Que la industria japonesa ha sido una contribuidora principal (cuando no fundamental) en la historia del videojuego es evidente para cualquier persona que empezase a jugar en los años ochenta y noventa. Hay toda una constelación de autores, estudios y empresas japonesas responsables de algunas de las obras con mayor impacto artístico, estético y económico. Algunos de esos agentes son merecidamente recordados y alabados hasta el hartazgo. Otros mantienen un carácter marginal, pero siguen teniendo valor por lo atrevido de sus propuestas o lo innovador de sus planteamientos. Todas ellas han influido en la historia del medio y en la identidad forjada por la industria a lo largo de los años. Sin embargo, un aspecto del que se habla menos es la forma en que algunos de estos juegos han contribuido a la construcción identitaria de Asia Oriental en los últimos años. Más apremiante aún, son un reflejo importante de las dinámicas de poder de esa región tanto en el ámbito económico como el político.
Dynasty Warriors (Omega Force 1997-) es un caso ejemplar a estudiar, no tanto por la importancia de la franquicia en sí como por el género al que ha dado luz, el musō. Aunque descrito en sus inicios como una adaptación tridimensional del clásico beat’em up representado por Streets of Rage (Sega 1991) y Golden Axe (Sega 1989), existen diferencias fundamentales que lo alejan de otros juegos 3D dedicados a la acción, como God of War (SCE Santa Mónica 2005) y Devil May Cry (Capcom 2001). En primer lugar, el nombre es una transcripción directa del japonés 無双, sin rival o sin igual, y describe un estilo de combate que se ha descrito como uno contra mil. Según la franquicia u obra representada, cada título nos sitúa en la piel de personajes excepcionales y nos hace partícipes de sus dramas personales al ponernos en su piel en medio de rocambolescas y exageradas escenas de combate con hordas de enemigos iguales. Esta inicialmente simplona premisa se media de cuando en cuando con alguna que otra escena cinemática, pero se vuelve especialmente atractiva cuando empiezan a proliferar los personajes y las habilidades de combate. El resultado es un estilo de juego a medio camino entre el juego de lucha tradicional y el hack and slash, donde el jugador no necesita aprender combos excesivamente complicados, pero tiene acceso a un conjunto de mecánicas fastuosas, todo ello envuelto en un tono que tiende al melodrama y a la exageración cuando tiene oportunidad. Su director principal, Yoichi Erikawa (alias Kou Shibusawa), afirma que la esencia de la franquicia consiste en exaltar la alegría que se produce al controlar un ejército de un solo hombre.

- [Datos proporcionados]

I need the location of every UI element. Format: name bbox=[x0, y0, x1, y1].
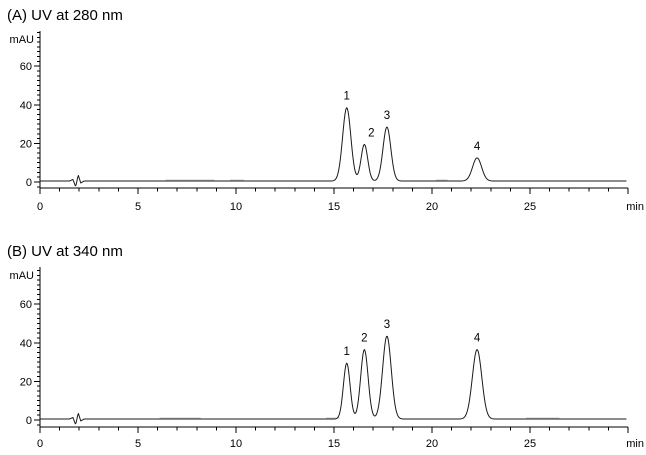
peak-label: 1 bbox=[344, 91, 350, 103]
panel-a-plot: 0 20 40 60 0 5 10 15 20 25 1 23 4 bbox=[20, 31, 629, 213]
panel-b-plot: 0 20 40 60 0 5 10 15 20 25 12 3 4 bbox=[20, 267, 629, 450]
peak-label: 3 bbox=[384, 110, 390, 122]
peak-label: 2 bbox=[368, 127, 374, 139]
panel-b-y-axis-unit: mAU bbox=[10, 270, 35, 282]
x-tick-label: 15 bbox=[328, 438, 340, 450]
panel-a-x-axis-unit: min bbox=[626, 201, 644, 213]
y-tick-label: 20 bbox=[20, 138, 32, 150]
x-tick-label: 5 bbox=[135, 201, 141, 213]
chromatogram-trace bbox=[40, 335, 627, 425]
y-tick-label: 20 bbox=[20, 376, 32, 388]
x-tick-label: 10 bbox=[230, 201, 242, 213]
x-tick-label: 15 bbox=[328, 201, 340, 213]
x-tick-label: 20 bbox=[426, 201, 438, 213]
peak-label: 2 bbox=[361, 333, 367, 345]
peak-label: 4 bbox=[474, 141, 481, 153]
y-tick-label: 0 bbox=[26, 177, 32, 189]
panel-a-y-axis-unit: mAU bbox=[10, 34, 35, 46]
y-tick-label: 60 bbox=[20, 61, 32, 73]
y-tick-label: 60 bbox=[20, 299, 32, 311]
panel-b-x-axis-unit: min bbox=[626, 438, 644, 450]
x-tick-label: 20 bbox=[426, 438, 438, 450]
y-tick-label: 0 bbox=[26, 415, 32, 427]
x-tick-label: 10 bbox=[230, 438, 242, 450]
x-tick-label: 25 bbox=[524, 201, 536, 213]
panel-b-title: (B) UV at 340 nm bbox=[7, 243, 123, 260]
y-tick-label: 40 bbox=[20, 338, 32, 350]
panel-a-title: (A) UV at 280 nm bbox=[7, 7, 123, 24]
peak-label: 3 bbox=[384, 319, 390, 331]
x-tick-label: 5 bbox=[135, 438, 141, 450]
x-tick-label: 25 bbox=[524, 438, 536, 450]
x-tick-label: 0 bbox=[37, 201, 43, 213]
y-tick-label: 40 bbox=[20, 100, 32, 112]
peak-label: 1 bbox=[344, 346, 350, 358]
chromatogram-trace bbox=[40, 107, 627, 187]
peak-label: 4 bbox=[474, 333, 481, 345]
x-tick-label: 0 bbox=[37, 438, 43, 450]
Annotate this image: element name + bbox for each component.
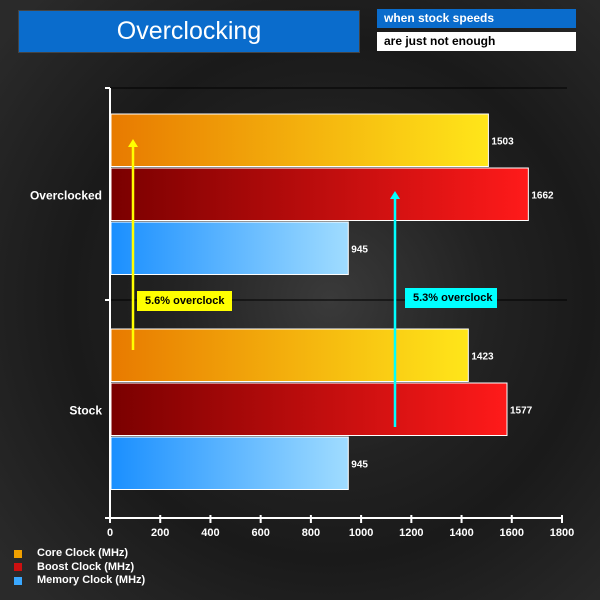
x-tick-label: 1600 — [500, 527, 524, 539]
x-tick-label: 200 — [151, 527, 169, 539]
category-label: Overclocked — [30, 189, 102, 203]
x-tick-label: 1400 — [449, 527, 473, 539]
x-tick-label: 1000 — [349, 527, 373, 539]
bar-1-0 — [110, 167, 529, 221]
legend: Core Clock (MHz) Boost Clock (MHz) Memor… — [14, 547, 145, 588]
boost-arrow-arrowhead-icon — [390, 191, 400, 199]
x-tick-label: 400 — [201, 527, 219, 539]
data-label: 1577 — [510, 405, 533, 416]
legend-label: Memory Clock (MHz) — [37, 574, 146, 586]
bar-2-0 — [110, 221, 349, 275]
data-label: 1503 — [491, 136, 514, 147]
data-label: 1423 — [471, 351, 494, 362]
legend-label: Boost Clock (MHz) — [37, 560, 135, 573]
legend-swatch-boost — [14, 563, 22, 571]
legend-swatch-memory — [14, 576, 22, 585]
x-tick-label: 600 — [251, 527, 269, 539]
annotation-core-overclock: 5.6% overclock — [137, 291, 232, 311]
page-title: Overclocking — [18, 10, 360, 53]
legend-item: Boost Clock (MHz) — [14, 561, 145, 574]
legend-item: Memory Clock (MHz) — [14, 574, 145, 587]
category-label: Stock — [69, 404, 102, 418]
x-tick-label: 1800 — [550, 527, 574, 539]
annotation-boost-overclock: 5.3% overclock — [405, 288, 497, 308]
core-arrow-arrowhead-icon — [128, 139, 138, 147]
legend-item: Core Clock (MHz) — [14, 547, 145, 560]
x-tick-label: 0 — [107, 527, 113, 539]
bar-2-1 — [110, 436, 349, 490]
x-tick-label: 1200 — [399, 527, 423, 539]
data-label: 945 — [351, 244, 368, 255]
bar-1-1 — [110, 382, 508, 436]
x-tick-label: 800 — [302, 527, 320, 539]
subtitle-1: when stock speeds — [377, 9, 576, 28]
data-label: 945 — [351, 459, 368, 470]
subtitle-2: are just not enough — [377, 32, 576, 51]
bar-0-1 — [110, 328, 469, 382]
legend-label: Core Clock (MHz) — [37, 547, 129, 559]
data-label: 1662 — [531, 190, 554, 201]
bar-0-0 — [110, 113, 489, 167]
legend-swatch-core — [14, 549, 22, 558]
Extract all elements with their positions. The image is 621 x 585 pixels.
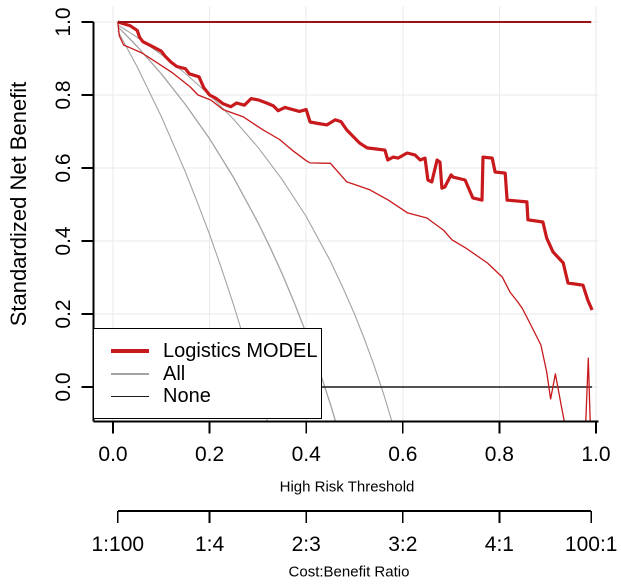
legend-line-sample-none [111, 395, 149, 397]
x-tick-label: 0.6 [388, 443, 417, 466]
y-tick-label: 0.2 [52, 299, 75, 328]
y-tick-label: 0.8 [52, 80, 75, 109]
y-tick-label: 0.4 [52, 226, 75, 256]
legend-label: None [163, 385, 211, 408]
curve-logistics-model-ci-lower [117, 21, 591, 422]
x-tick-label: 1.0 [581, 443, 610, 466]
legend-line-sample-logistics-model [111, 349, 149, 354]
cost-benefit-tick-label: 4:1 [485, 533, 514, 556]
cost-benefit-tick-label: 2:3 [292, 533, 321, 556]
legend-line-sample-all [111, 373, 149, 375]
x-axis-title: High Risk Threshold [279, 478, 415, 496]
x-tick-label: 0.4 [292, 443, 322, 466]
cost-benefit-tick-label: 100:1 [565, 533, 618, 556]
legend: Logistics MODEL All None [93, 328, 322, 419]
x-tick-label: 0.0 [98, 443, 127, 466]
cost-benefit-axis-title: Cost:Benefit Ratio [288, 563, 410, 581]
cost-benefit-tick-label: 1:4 [195, 533, 225, 556]
axes [81, 21, 599, 523]
y-tick-label: 1.0 [52, 7, 75, 36]
x-tick-label: 0.8 [485, 443, 514, 466]
legend-item-none: None [111, 385, 321, 408]
x-tick-label: 0.2 [195, 443, 224, 466]
y-tick-label: 0.6 [52, 153, 75, 182]
cost-benefit-tick-label: 1:100 [92, 533, 145, 556]
legend-item-logistics-model: Logistics MODEL [111, 340, 321, 363]
legend-label: Logistics MODEL [163, 340, 318, 363]
y-axis-title: Standardized Net Benefit [6, 81, 31, 327]
curve-logistics-model [117, 20, 594, 311]
legend-label: All [163, 362, 186, 385]
tick-labels: 0.0 0.2 0.4 0.6 0.8 1.0 0.0 0.2 0.4 0.6 0.8 1.0 1:10… [52, 7, 617, 556]
y-tick-label: 0.0 [52, 372, 75, 401]
legend-item-all: All [111, 363, 321, 386]
cost-benefit-tick-label: 3:2 [388, 533, 417, 556]
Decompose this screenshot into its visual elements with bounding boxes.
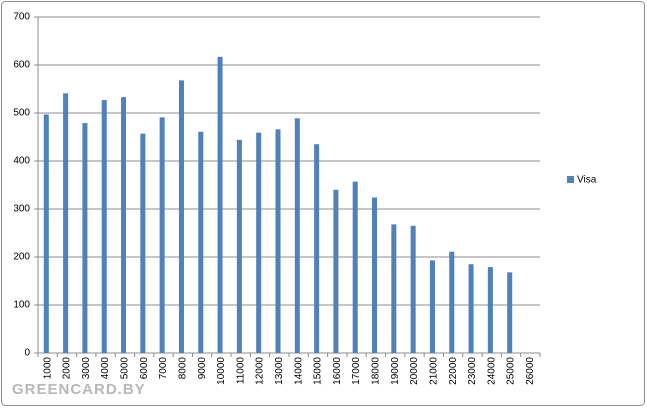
x-tick-label: 25000 bbox=[506, 357, 517, 385]
x-tick-label: 19000 bbox=[390, 357, 401, 385]
y-tick-label: 300 bbox=[13, 204, 30, 215]
bar bbox=[256, 132, 262, 353]
bar bbox=[372, 197, 378, 353]
y-tick-label: 0 bbox=[24, 348, 30, 359]
x-tick-label: 11000 bbox=[235, 357, 246, 385]
x-tick-label: 21000 bbox=[428, 357, 439, 385]
x-tick-label: 20000 bbox=[409, 357, 420, 385]
bar bbox=[236, 139, 242, 353]
legend-label: Visa bbox=[577, 175, 597, 186]
y-tick-label: 200 bbox=[13, 252, 30, 263]
y-tick-label: 400 bbox=[13, 156, 30, 167]
x-tick-label: 13000 bbox=[274, 357, 285, 385]
bar bbox=[507, 272, 513, 353]
bar bbox=[63, 93, 69, 353]
bar bbox=[294, 118, 300, 353]
bar bbox=[43, 114, 49, 353]
x-tick-label: 5000 bbox=[120, 357, 131, 380]
x-tick-label: 8000 bbox=[177, 357, 188, 380]
x-tick-label: 18000 bbox=[371, 357, 382, 385]
bar bbox=[429, 260, 435, 353]
x-tick-label: 10000 bbox=[216, 357, 227, 385]
x-tick-label: 23000 bbox=[467, 357, 478, 385]
x-tick-label: 16000 bbox=[332, 357, 343, 385]
x-tick-label: 3000 bbox=[81, 357, 92, 380]
bar bbox=[217, 56, 223, 354]
x-tick-label: 24000 bbox=[486, 357, 497, 385]
x-tick-label: 22000 bbox=[448, 357, 459, 385]
x-tick-label: 17000 bbox=[351, 357, 362, 385]
x-tick-label: 7000 bbox=[158, 357, 169, 380]
legend-swatch bbox=[567, 176, 574, 183]
x-tick-label: 2000 bbox=[62, 357, 73, 380]
bar bbox=[314, 144, 320, 353]
bar bbox=[391, 224, 397, 353]
x-tick-label: 12000 bbox=[255, 357, 266, 385]
x-tick-label: 4000 bbox=[100, 357, 111, 380]
bar bbox=[121, 97, 127, 353]
y-tick-label: 100 bbox=[13, 300, 30, 311]
bar bbox=[140, 133, 146, 353]
watermark: GREENCARD.BY bbox=[12, 381, 146, 398]
bar bbox=[178, 80, 184, 354]
x-tick-label: 26000 bbox=[525, 357, 536, 385]
x-tick-label: 15000 bbox=[313, 357, 324, 385]
bar bbox=[82, 123, 88, 353]
x-tick-label: 9000 bbox=[197, 357, 208, 380]
bar bbox=[352, 181, 358, 353]
x-tick-label: 6000 bbox=[139, 357, 150, 380]
bar bbox=[410, 225, 416, 353]
x-tick-label: 14000 bbox=[293, 357, 304, 385]
y-tick-label: 500 bbox=[13, 108, 30, 119]
bar bbox=[101, 100, 107, 353]
bar bbox=[198, 131, 204, 353]
bar bbox=[468, 264, 474, 353]
bar bbox=[449, 251, 455, 353]
bar bbox=[333, 189, 339, 353]
bar bbox=[487, 267, 493, 353]
x-tick-label: 1000 bbox=[42, 357, 53, 380]
bar bbox=[275, 129, 281, 353]
y-tick-label: 600 bbox=[13, 60, 30, 71]
bar bbox=[159, 117, 165, 353]
y-tick-label: 700 bbox=[13, 12, 30, 23]
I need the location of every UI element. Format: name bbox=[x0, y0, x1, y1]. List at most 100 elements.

- [Tarea] Según el texto proporcionado, ¿qué significa el término japonés 無双, del que procede el nombre del género musō? Responde en pocas palabras, por favor.

- [Resultado] Significa «sin rival» o «sin igual».